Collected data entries
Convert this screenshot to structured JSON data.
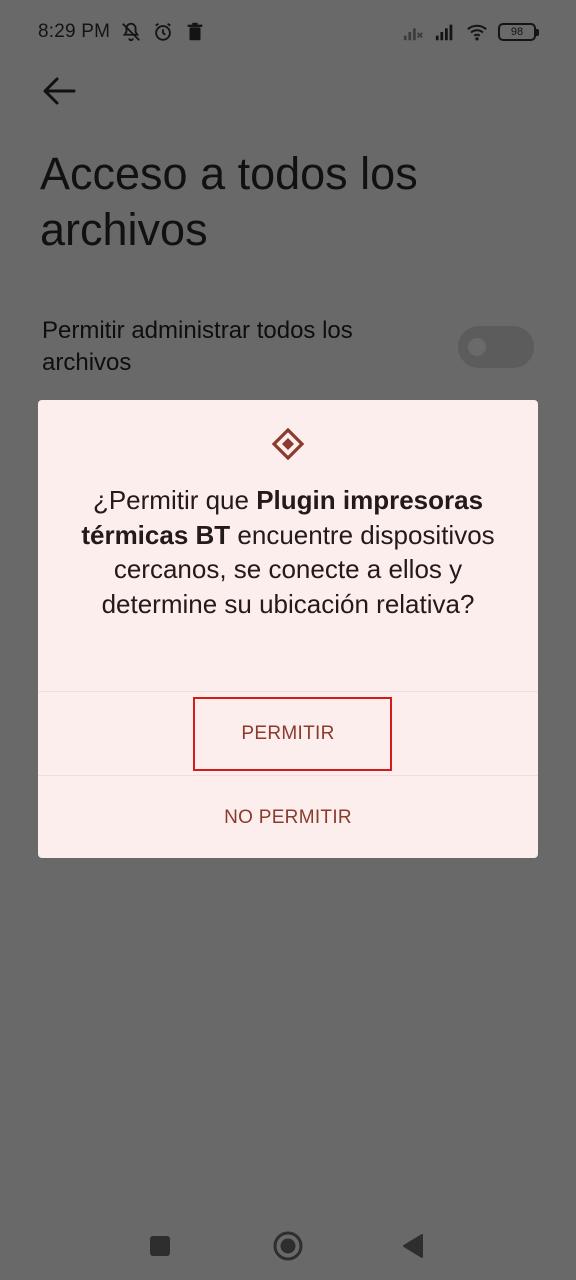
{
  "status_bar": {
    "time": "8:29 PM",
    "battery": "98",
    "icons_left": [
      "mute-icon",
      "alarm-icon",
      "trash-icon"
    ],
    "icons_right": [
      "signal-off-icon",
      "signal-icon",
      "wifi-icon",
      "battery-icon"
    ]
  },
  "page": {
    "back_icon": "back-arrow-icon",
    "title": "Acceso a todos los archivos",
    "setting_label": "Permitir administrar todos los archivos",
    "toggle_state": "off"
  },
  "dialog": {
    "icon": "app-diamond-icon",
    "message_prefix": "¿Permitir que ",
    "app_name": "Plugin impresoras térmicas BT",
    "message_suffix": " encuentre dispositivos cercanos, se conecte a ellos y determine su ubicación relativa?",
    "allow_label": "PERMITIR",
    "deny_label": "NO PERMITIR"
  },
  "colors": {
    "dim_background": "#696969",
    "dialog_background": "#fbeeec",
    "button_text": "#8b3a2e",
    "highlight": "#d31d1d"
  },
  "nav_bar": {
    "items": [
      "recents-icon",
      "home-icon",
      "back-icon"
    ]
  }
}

TASK> From the listing above, collect each line in which the string "todos" appears.

RESULT BELOW>
    "title": "Acceso a todos los archivos",
    "setting_label": "Permitir administrar todos los archivos",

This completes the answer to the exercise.